=== Given data ===
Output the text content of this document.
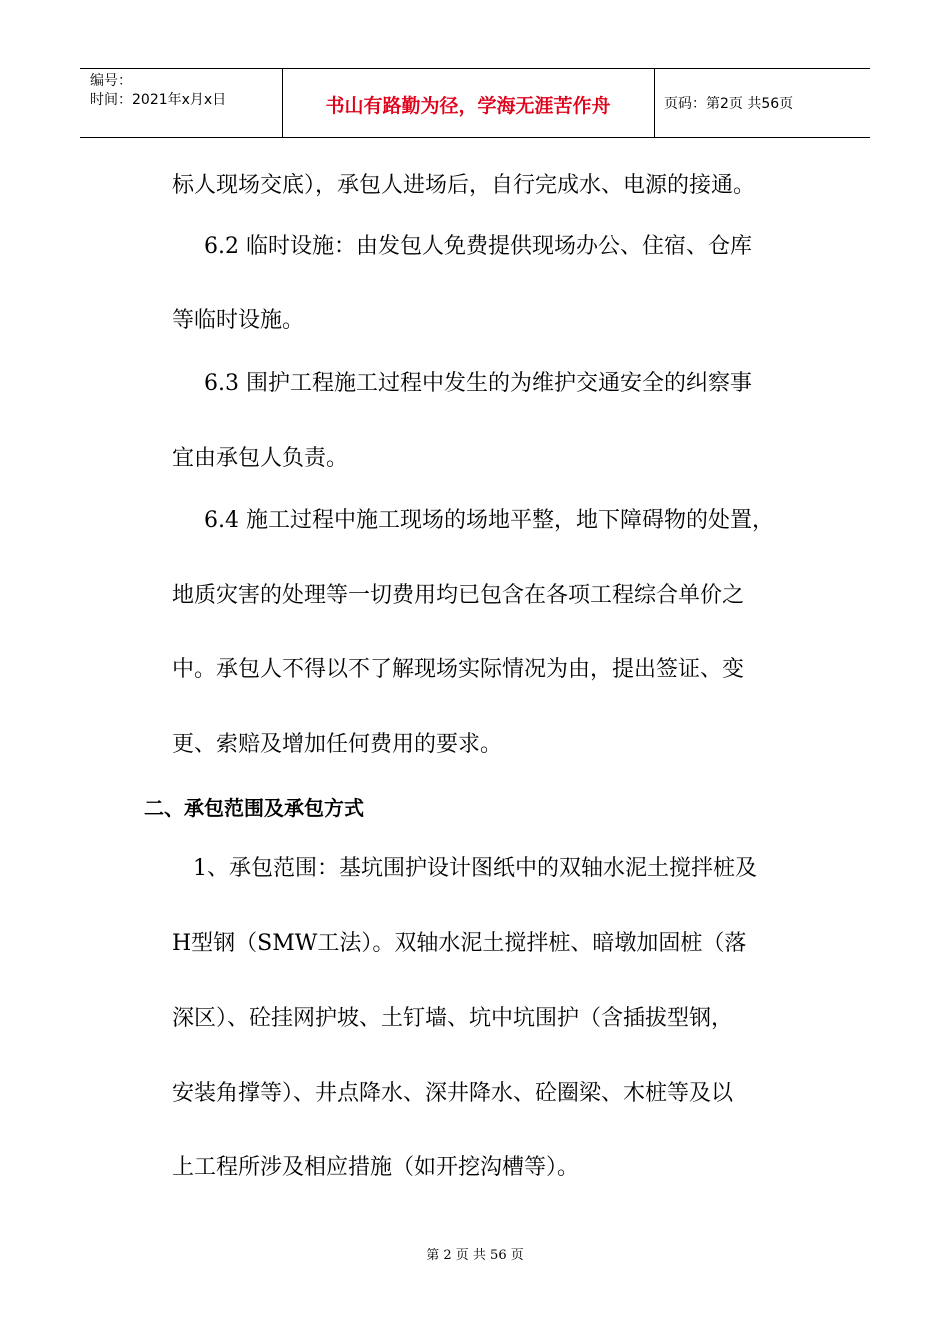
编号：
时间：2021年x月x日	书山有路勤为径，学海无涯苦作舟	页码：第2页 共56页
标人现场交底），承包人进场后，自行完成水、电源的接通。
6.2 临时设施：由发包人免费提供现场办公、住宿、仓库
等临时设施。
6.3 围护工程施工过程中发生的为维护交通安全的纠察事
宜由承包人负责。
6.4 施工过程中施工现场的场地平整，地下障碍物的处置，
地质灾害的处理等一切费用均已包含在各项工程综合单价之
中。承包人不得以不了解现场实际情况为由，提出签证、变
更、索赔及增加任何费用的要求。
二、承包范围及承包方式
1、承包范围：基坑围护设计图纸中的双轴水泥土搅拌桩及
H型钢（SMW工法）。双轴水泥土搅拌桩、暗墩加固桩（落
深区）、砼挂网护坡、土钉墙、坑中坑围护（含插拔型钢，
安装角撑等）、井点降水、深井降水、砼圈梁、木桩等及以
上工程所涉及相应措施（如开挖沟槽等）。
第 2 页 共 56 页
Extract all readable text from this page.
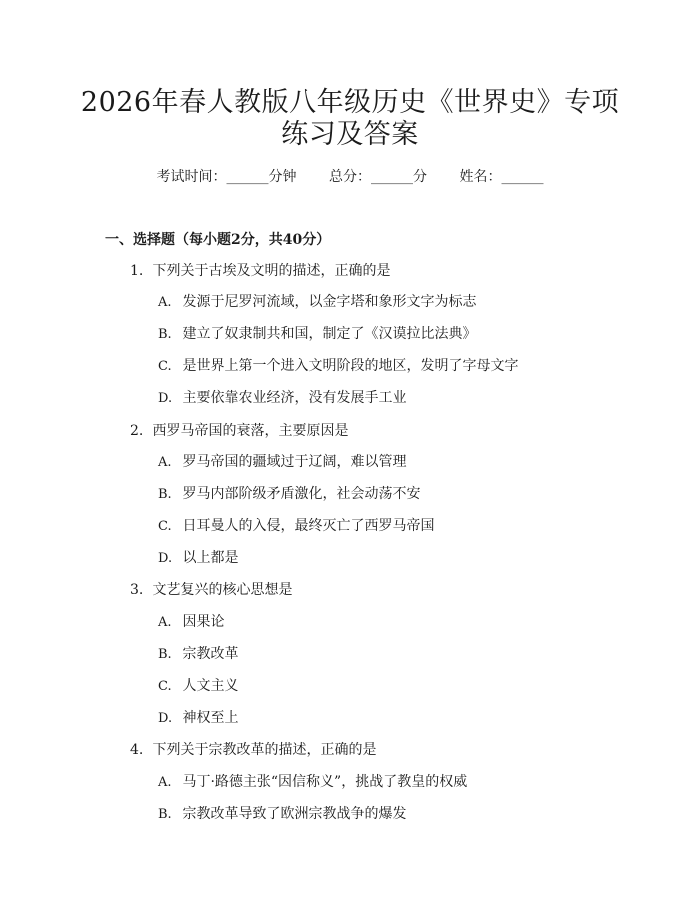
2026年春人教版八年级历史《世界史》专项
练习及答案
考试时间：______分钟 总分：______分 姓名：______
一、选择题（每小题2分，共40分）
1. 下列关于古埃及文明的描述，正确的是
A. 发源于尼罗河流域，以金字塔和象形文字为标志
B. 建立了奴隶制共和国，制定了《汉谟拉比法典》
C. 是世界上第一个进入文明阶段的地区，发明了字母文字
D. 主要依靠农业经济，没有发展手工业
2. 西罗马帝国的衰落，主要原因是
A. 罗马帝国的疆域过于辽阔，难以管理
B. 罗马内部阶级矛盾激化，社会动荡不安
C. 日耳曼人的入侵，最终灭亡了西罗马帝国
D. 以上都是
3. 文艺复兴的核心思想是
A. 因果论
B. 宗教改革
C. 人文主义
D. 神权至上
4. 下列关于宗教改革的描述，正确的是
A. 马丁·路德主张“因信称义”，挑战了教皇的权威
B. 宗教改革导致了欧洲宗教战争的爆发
===
- _To do_:
Go through the listing above and write it all out exactly, leaving out any picture.

- _Answer for this exercise_:
Output the text content of this document.
编号：
时间：2021年x月x日	书山有路勤为径，学海无涯苦作舟	页码：第2页 共56页
标人现场交底），承包人进场后，自行完成水、电源的接通。
6.2 临时设施：由发包人免费提供现场办公、住宿、仓库
等临时设施。
6.3 围护工程施工过程中发生的为维护交通安全的纠察事
宜由承包人负责。
6.4 施工过程中施工现场的场地平整，地下障碍物的处置，
地质灾害的处理等一切费用均已包含在各项工程综合单价之
中。承包人不得以不了解现场实际情况为由，提出签证、变
更、索赔及增加任何费用的要求。
二、承包范围及承包方式
1、承包范围：基坑围护设计图纸中的双轴水泥土搅拌桩及
H型钢（SMW工法）。双轴水泥土搅拌桩、暗墩加固桩（落
深区）、砼挂网护坡、土钉墙、坑中坑围护（含插拔型钢，
安装角撑等）、井点降水、深井降水、砼圈梁、木桩等及以
上工程所涉及相应措施（如开挖沟槽等）。
第 2 页 共 56 页
Extract all readable text from this page.
2026年春人教版八年级历史《世界史》专项
练习及答案
考试时间：______分钟 总分：______分 姓名：______
一、选择题（每小题2分，共40分）
1. 下列关于古埃及文明的描述，正确的是
A. 发源于尼罗河流域，以金字塔和象形文字为标志
B. 建立了奴隶制共和国，制定了《汉谟拉比法典》
C. 是世界上第一个进入文明阶段的地区，发明了字母文字
D. 主要依靠农业经济，没有发展手工业
2. 西罗马帝国的衰落，主要原因是
A. 罗马帝国的疆域过于辽阔，难以管理
B. 罗马内部阶级矛盾激化，社会动荡不安
C. 日耳曼人的入侵，最终灭亡了西罗马帝国
D. 以上都是
3. 文艺复兴的核心思想是
A. 因果论
B. 宗教改革
C. 人文主义
D. 神权至上
4. 下列关于宗教改革的描述，正确的是
A. 马丁·路德主张“因信称义”，挑战了教皇的权威
B. 宗教改革导致了欧洲宗教战争的爆发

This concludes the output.